[Begin Recorded information]
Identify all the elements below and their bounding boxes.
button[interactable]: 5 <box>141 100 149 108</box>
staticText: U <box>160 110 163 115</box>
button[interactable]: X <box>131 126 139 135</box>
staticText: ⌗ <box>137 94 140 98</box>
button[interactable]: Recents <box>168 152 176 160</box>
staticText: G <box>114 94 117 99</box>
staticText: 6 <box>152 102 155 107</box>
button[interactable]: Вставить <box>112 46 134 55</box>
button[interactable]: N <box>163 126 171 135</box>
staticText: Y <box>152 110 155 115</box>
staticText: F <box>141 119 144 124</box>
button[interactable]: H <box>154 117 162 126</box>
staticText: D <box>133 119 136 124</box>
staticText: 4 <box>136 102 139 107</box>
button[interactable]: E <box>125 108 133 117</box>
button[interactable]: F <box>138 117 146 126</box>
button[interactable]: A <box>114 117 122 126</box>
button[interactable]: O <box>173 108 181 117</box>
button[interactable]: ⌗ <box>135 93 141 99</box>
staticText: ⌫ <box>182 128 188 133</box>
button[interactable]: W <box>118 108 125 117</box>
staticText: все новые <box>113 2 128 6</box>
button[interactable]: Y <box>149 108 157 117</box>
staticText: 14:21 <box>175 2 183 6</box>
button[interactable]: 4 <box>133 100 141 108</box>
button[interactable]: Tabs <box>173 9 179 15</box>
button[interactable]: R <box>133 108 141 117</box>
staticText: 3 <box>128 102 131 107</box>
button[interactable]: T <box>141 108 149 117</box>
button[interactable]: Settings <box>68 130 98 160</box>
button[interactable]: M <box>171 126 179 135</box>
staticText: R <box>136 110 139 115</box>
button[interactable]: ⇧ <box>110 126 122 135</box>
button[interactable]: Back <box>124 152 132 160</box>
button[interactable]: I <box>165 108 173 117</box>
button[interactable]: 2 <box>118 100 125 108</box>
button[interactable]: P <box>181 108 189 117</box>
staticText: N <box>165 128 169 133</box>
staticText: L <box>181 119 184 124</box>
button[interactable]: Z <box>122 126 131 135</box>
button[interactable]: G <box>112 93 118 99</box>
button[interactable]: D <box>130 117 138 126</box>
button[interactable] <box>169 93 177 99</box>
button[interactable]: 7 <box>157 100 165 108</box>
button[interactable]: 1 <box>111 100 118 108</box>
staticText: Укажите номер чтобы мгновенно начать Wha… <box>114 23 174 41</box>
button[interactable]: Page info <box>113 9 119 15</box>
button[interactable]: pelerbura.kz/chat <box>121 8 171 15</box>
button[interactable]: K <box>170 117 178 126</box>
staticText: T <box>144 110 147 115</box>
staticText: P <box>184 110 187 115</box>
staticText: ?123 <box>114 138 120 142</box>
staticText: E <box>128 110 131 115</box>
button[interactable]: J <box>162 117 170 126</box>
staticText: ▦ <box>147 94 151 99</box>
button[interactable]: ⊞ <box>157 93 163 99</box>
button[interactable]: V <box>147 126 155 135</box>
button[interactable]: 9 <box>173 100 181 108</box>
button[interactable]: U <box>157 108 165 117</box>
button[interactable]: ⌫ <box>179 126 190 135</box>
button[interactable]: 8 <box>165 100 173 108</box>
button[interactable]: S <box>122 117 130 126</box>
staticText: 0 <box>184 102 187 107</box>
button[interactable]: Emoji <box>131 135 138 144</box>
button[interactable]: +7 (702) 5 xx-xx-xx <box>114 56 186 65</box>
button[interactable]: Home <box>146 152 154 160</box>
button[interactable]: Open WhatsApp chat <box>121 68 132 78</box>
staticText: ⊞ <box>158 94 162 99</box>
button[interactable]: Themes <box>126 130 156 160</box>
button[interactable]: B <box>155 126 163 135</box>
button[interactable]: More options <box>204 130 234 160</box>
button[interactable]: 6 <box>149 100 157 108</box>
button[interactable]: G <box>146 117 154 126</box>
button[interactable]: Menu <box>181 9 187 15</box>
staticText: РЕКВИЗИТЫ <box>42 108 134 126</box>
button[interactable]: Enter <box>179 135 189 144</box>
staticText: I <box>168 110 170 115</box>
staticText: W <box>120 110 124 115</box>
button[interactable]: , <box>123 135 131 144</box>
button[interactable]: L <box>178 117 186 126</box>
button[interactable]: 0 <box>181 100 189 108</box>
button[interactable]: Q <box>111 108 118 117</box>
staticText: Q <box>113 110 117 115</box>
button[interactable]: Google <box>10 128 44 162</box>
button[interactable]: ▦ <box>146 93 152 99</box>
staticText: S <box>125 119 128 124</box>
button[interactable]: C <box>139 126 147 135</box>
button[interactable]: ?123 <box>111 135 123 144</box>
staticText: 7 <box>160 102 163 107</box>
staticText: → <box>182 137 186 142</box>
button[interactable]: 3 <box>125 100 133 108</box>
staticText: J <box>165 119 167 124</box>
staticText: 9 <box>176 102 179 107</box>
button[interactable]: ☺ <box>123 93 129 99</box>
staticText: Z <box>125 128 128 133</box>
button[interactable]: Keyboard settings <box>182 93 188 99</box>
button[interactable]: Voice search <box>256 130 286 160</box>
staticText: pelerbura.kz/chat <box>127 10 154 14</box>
[End Recorded information]
Reproduce every entry above verbatim, line by line, without altering any character.

— Solution below —
Identify all the elements below and their bounding boxes.
button[interactable]: 5 <box>141 100 149 108</box>
staticText: U <box>160 110 163 115</box>
button[interactable]: X <box>131 126 139 135</box>
staticText: ⌗ <box>137 94 140 98</box>
button[interactable]: Recents <box>168 152 176 160</box>
staticText: G <box>114 94 117 99</box>
staticText: 6 <box>152 102 155 107</box>
button[interactable]: Вставить <box>112 46 134 55</box>
button[interactable]: N <box>163 126 171 135</box>
staticText: Y <box>152 110 155 115</box>
staticText: F <box>141 119 144 124</box>
button[interactable]: H <box>154 117 162 126</box>
staticText: D <box>133 119 136 124</box>
staticText: 4 <box>136 102 139 107</box>
button[interactable]: E <box>125 108 133 117</box>
button[interactable]: F <box>138 117 146 126</box>
button[interactable]: A <box>114 117 122 126</box>
button[interactable]: O <box>173 108 181 117</box>
button[interactable]: ⌗ <box>135 93 141 99</box>
staticText: ⌫ <box>182 128 188 133</box>
button[interactable]: W <box>118 108 125 117</box>
staticText: все новые <box>113 2 128 6</box>
button[interactable]: Y <box>149 108 157 117</box>
staticText: 14:21 <box>175 2 183 6</box>
button[interactable]: 4 <box>133 100 141 108</box>
button[interactable]: Tabs <box>173 9 179 15</box>
button[interactable]: R <box>133 108 141 117</box>
staticText: 3 <box>128 102 131 107</box>
button[interactable]: T <box>141 108 149 117</box>
button[interactable]: Settings <box>68 130 98 160</box>
button[interactable]: M <box>171 126 179 135</box>
staticText: R <box>136 110 139 115</box>
button[interactable]: ⇧ <box>110 126 122 135</box>
button[interactable]: Back <box>124 152 132 160</box>
button[interactable]: I <box>165 108 173 117</box>
button[interactable]: 2 <box>118 100 125 108</box>
button[interactable]: P <box>181 108 189 117</box>
staticText: N <box>165 128 169 133</box>
staticText: L <box>181 119 184 124</box>
button[interactable]: Z <box>122 126 131 135</box>
button[interactable]: G <box>112 93 118 99</box>
button[interactable]: D <box>130 117 138 126</box>
button[interactable] <box>169 93 177 99</box>
button[interactable]: 7 <box>157 100 165 108</box>
button[interactable]: 1 <box>111 100 118 108</box>
staticText: Укажите номер чтобы мгновенно начать Wha… <box>114 23 174 41</box>
button[interactable]: Page info <box>113 9 119 15</box>
button[interactable]: pelerbura.kz/chat <box>121 8 171 15</box>
button[interactable]: K <box>170 117 178 126</box>
staticText: T <box>144 110 147 115</box>
staticText: P <box>184 110 187 115</box>
staticText: ?123 <box>114 138 120 142</box>
staticText: E <box>128 110 131 115</box>
button[interactable]: J <box>162 117 170 126</box>
staticText: ▦ <box>147 94 151 99</box>
button[interactable]: ⊞ <box>157 93 163 99</box>
button[interactable]: V <box>147 126 155 135</box>
button[interactable]: 9 <box>173 100 181 108</box>
button[interactable]: U <box>157 108 165 117</box>
button[interactable]: ⌫ <box>179 126 190 135</box>
button[interactable]: 8 <box>165 100 173 108</box>
button[interactable]: S <box>122 117 130 126</box>
staticText: 0 <box>184 102 187 107</box>
button[interactable]: Emoji <box>131 135 138 144</box>
button[interactable]: +7 (702) 5 xx-xx-xx <box>114 56 186 65</box>
button[interactable]: Home <box>146 152 154 160</box>
button[interactable]: Open WhatsApp chat <box>121 68 132 78</box>
staticText: ⊞ <box>158 94 162 99</box>
button[interactable]: Themes <box>126 130 156 160</box>
button[interactable]: B <box>155 126 163 135</box>
button[interactable]: More options <box>204 130 234 160</box>
button[interactable]: 6 <box>149 100 157 108</box>
button[interactable]: G <box>146 117 154 126</box>
button[interactable]: Menu <box>181 9 187 15</box>
staticText: РЕКВИЗИТЫ <box>42 108 134 126</box>
button[interactable]: Enter <box>179 135 189 144</box>
staticText: I <box>168 110 170 115</box>
staticText: W <box>120 110 124 115</box>
button[interactable]: , <box>123 135 131 144</box>
button[interactable]: L <box>178 117 186 126</box>
button[interactable]: 0 <box>181 100 189 108</box>
button[interactable]: Q <box>111 108 118 117</box>
staticText: Q <box>113 110 117 115</box>
button[interactable]: Google <box>10 128 44 162</box>
button[interactable]: ▦ <box>146 93 152 99</box>
staticText: S <box>125 119 128 124</box>
button[interactable]: C <box>139 126 147 135</box>
button[interactable]: ?123 <box>111 135 123 144</box>
staticText: 7 <box>160 102 163 107</box>
staticText: → <box>182 137 186 142</box>
button[interactable]: 3 <box>125 100 133 108</box>
staticText: J <box>165 119 167 124</box>
staticText: 9 <box>176 102 179 107</box>
button[interactable]: ☺ <box>123 93 129 99</box>
staticText: Z <box>125 128 128 133</box>
button[interactable]: Keyboard settings <box>182 93 188 99</box>
button[interactable]: Voice search <box>256 130 286 160</box>
staticText: pelerbura.kz/chat <box>127 10 154 14</box>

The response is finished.